_Problem statement_
Among the entries below, find the lines with "name" and copy them.

_Available data_
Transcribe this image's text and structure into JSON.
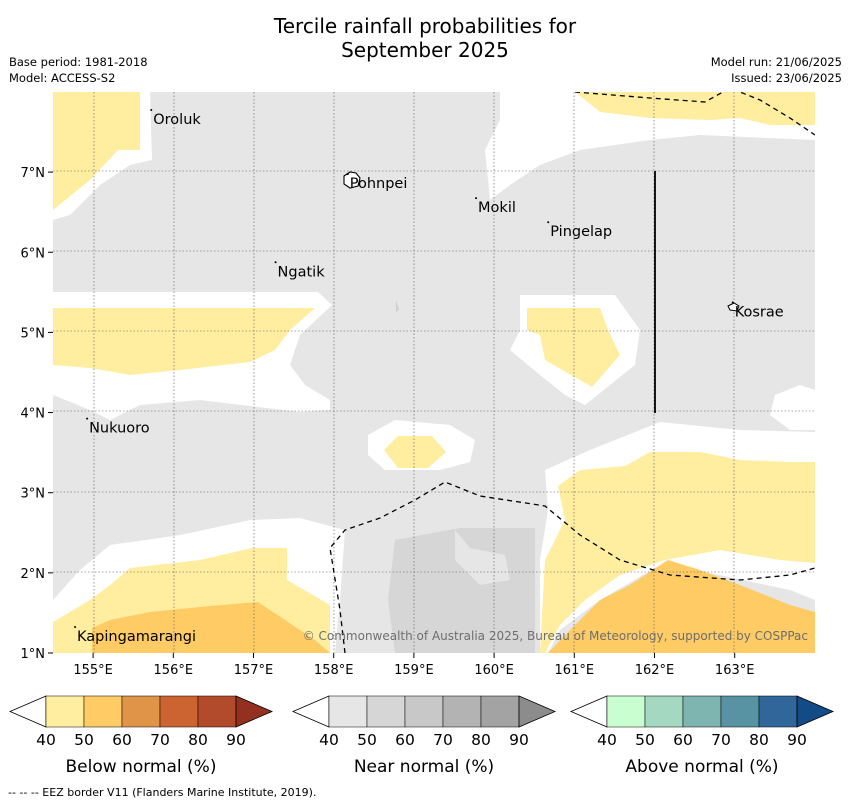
{
  "title_line1": "Tercile rainfall probabilities for",
  "title_line2": "September 2025",
  "base_period": "Base period: 1981-2018",
  "model": "Model: ACCESS-S2",
  "model_run": "Model run: 21/06/2025",
  "issued": "Issued: 23/06/2025",
  "lon_ticks": [
    "155°E",
    "156°E",
    "157°E",
    "158°E",
    "159°E",
    "160°E",
    "161°E",
    "162°E",
    "163°E"
  ],
  "lat_ticks": [
    "7°N",
    "6°N",
    "5°N",
    "4°N",
    "3°N",
    "2°N",
    "1°N"
  ],
  "places": [
    {
      "name": "Oroluk",
      "lon": 155.75,
      "lat": 7.7
    },
    {
      "name": "Pohnpei",
      "lon": 158.2,
      "lat": 6.9
    },
    {
      "name": "Mokil",
      "lon": 159.8,
      "lat": 6.6
    },
    {
      "name": "Pingelap",
      "lon": 160.7,
      "lat": 6.3
    },
    {
      "name": "Ngatik",
      "lon": 157.3,
      "lat": 5.8
    },
    {
      "name": "Kosrae",
      "lon": 163.0,
      "lat": 5.3
    },
    {
      "name": "Nukuoro",
      "lon": 154.95,
      "lat": 3.85
    },
    {
      "name": "Kapingamarangi",
      "lon": 154.8,
      "lat": 1.25
    }
  ],
  "copyright": "© Commonwealth of Australia 2025, Bureau of Meteorology, supported by COSPPac",
  "colorbars": [
    {
      "label": "Below normal (%)",
      "ticks": [
        "40",
        "50",
        "60",
        "70",
        "80",
        "90"
      ],
      "colors": [
        "#ffeda0",
        "#fecb65",
        "#e09448",
        "#cc6432",
        "#b24b2b",
        "#94301f"
      ]
    },
    {
      "label": "Near normal (%)",
      "ticks": [
        "40",
        "50",
        "60",
        "70",
        "80",
        "90"
      ],
      "colors": [
        "#e6e6e6",
        "#d6d6d6",
        "#c8c8c8",
        "#b3b3b3",
        "#a3a3a3",
        "#8c8c8c"
      ]
    },
    {
      "label": "Above normal (%)",
      "ticks": [
        "40",
        "50",
        "60",
        "70",
        "80",
        "90"
      ],
      "colors": [
        "#c9ffd0",
        "#a4d8c0",
        "#7fb5b1",
        "#5793a2",
        "#30669a",
        "#124b86"
      ]
    }
  ],
  "footnote": "--  --  -- EEZ border V11 (Flanders Marine Institute, 2019)."
}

_Result of this task_
      "name": "Oroluk",
      "name": "Pohnpei",
      "name": "Mokil",
      "name": "Pingelap",
      "name": "Ngatik",
      "name": "Kosrae",
      "name": "Nukuoro",
      "name": "Kapingamarangi",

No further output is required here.